Task to carry out - Locate each line below that contains the string "slide" and copy those lines in full.

Entries shown -

──────

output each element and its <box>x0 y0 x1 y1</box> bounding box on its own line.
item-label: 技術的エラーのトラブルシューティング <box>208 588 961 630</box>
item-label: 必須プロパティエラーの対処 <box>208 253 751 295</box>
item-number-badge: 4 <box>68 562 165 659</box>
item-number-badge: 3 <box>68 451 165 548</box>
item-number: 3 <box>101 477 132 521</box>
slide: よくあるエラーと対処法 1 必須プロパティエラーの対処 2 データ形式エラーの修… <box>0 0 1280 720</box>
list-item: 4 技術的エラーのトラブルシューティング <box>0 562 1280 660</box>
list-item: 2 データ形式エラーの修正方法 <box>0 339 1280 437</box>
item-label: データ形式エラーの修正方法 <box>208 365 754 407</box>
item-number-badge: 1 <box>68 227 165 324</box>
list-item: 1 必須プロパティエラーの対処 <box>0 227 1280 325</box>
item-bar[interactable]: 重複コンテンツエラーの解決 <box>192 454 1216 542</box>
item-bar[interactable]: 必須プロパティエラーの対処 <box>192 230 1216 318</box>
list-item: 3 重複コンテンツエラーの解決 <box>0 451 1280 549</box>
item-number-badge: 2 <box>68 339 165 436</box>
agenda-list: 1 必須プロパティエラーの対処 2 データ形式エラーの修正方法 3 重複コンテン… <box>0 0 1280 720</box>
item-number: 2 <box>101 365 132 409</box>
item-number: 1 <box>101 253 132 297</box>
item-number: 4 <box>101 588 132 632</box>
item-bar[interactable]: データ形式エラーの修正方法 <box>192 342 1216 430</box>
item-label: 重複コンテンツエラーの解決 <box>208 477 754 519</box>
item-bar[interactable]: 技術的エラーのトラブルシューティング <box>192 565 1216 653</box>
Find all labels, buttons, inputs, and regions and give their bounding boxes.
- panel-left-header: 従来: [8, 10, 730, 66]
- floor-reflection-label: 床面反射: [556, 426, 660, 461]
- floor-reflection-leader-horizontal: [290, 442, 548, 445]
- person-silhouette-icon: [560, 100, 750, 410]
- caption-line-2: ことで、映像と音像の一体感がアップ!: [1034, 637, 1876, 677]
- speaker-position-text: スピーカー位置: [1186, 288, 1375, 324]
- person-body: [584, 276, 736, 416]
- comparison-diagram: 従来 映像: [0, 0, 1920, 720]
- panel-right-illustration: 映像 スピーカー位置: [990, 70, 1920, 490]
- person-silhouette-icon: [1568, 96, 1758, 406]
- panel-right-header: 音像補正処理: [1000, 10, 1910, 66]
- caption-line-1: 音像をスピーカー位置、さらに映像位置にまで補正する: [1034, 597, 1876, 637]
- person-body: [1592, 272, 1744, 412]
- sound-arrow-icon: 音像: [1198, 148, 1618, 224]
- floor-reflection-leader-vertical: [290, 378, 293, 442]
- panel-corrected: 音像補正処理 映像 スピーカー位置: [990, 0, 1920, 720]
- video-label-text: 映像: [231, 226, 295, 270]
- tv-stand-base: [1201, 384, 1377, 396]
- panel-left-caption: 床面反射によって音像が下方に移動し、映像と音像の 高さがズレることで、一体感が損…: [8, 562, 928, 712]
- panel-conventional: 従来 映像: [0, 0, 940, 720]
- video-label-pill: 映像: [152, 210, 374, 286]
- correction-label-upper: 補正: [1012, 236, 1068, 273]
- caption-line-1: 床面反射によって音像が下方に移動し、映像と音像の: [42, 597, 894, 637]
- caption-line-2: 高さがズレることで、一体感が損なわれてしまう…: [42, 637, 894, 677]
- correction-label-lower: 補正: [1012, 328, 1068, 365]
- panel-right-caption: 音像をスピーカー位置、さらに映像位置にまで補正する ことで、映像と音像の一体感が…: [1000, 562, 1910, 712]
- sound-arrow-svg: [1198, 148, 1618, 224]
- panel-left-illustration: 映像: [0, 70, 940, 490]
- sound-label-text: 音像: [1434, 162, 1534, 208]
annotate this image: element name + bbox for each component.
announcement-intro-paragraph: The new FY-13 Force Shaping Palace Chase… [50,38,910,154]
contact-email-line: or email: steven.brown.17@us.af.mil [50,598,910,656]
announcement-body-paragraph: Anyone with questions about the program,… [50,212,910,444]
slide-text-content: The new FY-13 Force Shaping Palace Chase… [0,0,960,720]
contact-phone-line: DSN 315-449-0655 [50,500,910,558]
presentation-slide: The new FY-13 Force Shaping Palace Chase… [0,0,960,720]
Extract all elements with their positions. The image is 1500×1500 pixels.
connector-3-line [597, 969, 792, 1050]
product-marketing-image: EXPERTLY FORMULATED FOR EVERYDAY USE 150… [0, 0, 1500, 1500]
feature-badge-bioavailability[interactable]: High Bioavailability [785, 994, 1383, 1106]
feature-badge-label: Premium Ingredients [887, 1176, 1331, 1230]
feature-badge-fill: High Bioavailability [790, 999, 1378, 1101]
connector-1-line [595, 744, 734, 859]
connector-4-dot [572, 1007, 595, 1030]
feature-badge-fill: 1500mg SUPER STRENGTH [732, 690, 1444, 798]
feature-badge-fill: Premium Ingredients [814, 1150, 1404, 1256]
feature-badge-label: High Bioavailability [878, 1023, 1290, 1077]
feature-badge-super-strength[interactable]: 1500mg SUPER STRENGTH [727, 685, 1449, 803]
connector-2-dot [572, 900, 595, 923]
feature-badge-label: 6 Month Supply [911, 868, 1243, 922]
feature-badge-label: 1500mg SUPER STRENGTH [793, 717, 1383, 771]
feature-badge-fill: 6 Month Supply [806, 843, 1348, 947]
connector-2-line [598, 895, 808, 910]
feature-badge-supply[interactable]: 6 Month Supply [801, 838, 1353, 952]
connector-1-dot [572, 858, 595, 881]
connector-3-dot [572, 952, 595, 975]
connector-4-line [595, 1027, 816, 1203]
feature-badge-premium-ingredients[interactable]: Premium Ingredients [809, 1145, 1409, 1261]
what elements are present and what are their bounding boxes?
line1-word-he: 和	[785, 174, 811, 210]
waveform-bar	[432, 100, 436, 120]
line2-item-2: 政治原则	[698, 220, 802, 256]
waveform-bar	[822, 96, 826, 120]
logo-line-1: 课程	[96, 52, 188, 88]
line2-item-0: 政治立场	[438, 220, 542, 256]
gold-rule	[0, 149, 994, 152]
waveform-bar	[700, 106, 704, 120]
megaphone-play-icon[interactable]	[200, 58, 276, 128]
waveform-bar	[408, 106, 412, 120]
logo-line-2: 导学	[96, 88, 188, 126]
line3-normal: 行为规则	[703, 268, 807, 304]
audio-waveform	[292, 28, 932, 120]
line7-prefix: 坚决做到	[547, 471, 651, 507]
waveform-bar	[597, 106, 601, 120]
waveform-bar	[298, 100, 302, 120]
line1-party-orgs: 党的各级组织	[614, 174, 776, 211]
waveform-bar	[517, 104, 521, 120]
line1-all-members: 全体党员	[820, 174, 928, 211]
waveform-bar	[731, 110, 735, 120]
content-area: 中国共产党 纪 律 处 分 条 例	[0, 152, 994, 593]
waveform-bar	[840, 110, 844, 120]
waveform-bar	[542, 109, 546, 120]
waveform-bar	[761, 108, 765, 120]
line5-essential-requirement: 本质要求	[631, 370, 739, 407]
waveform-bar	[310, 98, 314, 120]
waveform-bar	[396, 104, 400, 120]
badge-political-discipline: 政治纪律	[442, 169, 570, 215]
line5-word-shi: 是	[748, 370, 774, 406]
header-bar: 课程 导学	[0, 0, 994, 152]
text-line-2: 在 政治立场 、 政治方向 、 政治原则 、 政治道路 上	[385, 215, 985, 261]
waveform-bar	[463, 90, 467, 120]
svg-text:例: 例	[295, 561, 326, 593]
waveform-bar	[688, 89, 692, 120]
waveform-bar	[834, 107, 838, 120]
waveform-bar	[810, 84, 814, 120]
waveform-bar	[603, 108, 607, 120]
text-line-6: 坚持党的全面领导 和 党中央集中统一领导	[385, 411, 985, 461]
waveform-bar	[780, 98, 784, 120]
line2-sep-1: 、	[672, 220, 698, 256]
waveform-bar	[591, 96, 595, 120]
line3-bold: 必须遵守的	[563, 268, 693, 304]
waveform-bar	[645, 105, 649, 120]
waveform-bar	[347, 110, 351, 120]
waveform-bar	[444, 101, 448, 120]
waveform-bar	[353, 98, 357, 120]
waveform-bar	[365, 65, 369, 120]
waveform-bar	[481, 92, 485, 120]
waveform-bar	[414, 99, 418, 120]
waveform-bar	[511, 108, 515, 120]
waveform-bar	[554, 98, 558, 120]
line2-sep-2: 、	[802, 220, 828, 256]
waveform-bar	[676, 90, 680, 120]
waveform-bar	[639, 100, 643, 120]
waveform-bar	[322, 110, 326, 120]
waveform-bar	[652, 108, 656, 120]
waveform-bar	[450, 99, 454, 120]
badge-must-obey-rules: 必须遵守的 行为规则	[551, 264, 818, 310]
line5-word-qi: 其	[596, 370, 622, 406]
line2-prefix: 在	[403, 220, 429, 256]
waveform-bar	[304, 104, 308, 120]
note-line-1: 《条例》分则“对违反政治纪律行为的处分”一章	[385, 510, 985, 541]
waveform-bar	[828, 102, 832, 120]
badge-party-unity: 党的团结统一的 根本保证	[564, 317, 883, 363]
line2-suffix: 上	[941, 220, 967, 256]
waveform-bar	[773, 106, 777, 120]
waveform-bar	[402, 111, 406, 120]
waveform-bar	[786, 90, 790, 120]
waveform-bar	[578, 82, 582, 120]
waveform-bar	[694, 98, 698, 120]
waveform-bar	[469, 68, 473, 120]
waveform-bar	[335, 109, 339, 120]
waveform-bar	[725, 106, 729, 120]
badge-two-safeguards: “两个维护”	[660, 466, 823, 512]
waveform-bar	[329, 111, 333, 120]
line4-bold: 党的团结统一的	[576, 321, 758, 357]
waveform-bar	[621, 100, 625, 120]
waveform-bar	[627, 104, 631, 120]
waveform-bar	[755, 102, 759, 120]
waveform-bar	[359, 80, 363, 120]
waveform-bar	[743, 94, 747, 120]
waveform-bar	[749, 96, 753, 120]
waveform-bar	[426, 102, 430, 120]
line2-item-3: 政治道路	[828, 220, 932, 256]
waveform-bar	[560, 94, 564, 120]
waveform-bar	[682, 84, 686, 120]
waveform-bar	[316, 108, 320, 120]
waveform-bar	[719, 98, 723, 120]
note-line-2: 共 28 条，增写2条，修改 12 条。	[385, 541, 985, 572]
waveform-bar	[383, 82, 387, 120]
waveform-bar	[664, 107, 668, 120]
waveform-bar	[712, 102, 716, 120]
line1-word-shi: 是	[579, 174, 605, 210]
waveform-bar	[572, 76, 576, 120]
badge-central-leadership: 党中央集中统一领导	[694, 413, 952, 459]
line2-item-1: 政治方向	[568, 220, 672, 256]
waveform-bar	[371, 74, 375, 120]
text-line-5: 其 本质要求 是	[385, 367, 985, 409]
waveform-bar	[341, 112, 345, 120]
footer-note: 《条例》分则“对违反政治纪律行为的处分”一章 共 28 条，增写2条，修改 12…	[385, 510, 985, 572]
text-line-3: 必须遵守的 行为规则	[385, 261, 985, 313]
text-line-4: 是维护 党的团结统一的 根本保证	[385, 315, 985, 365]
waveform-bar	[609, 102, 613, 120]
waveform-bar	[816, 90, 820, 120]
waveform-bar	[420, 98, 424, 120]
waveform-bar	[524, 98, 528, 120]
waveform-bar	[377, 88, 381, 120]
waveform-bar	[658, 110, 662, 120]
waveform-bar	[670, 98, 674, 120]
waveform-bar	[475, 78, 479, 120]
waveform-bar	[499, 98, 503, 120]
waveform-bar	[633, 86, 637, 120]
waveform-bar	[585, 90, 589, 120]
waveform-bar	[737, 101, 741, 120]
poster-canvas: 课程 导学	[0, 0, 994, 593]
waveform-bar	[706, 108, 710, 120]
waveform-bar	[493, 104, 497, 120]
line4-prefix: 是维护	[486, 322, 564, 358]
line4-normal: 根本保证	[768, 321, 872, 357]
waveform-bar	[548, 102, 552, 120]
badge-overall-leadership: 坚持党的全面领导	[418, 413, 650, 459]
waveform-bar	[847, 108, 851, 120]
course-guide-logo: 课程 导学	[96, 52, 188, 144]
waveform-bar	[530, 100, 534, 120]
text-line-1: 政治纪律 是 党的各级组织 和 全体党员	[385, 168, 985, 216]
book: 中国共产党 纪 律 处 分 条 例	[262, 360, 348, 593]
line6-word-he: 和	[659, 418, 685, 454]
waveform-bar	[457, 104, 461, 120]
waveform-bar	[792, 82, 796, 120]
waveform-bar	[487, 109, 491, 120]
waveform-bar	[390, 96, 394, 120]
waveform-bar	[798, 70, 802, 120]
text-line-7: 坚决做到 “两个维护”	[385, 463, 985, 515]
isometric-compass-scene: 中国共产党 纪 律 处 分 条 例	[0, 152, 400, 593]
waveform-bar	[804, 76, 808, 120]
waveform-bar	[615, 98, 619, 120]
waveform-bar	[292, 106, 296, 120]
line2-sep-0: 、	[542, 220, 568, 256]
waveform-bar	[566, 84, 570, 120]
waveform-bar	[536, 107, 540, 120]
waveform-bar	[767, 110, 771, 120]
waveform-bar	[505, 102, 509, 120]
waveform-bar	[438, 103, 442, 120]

──────

Solution -
slide: よくあるエラーと対処法 1 必須プロパティエラーの対処 2 データ形式エラーの修… <box>0 0 1280 720</box>
slide-text-content: The new FY-13 Force Shaping Palace Chase… [0,0,960,720]
presentation-slide: The new FY-13 Force Shaping Palace Chase… [0,0,960,720]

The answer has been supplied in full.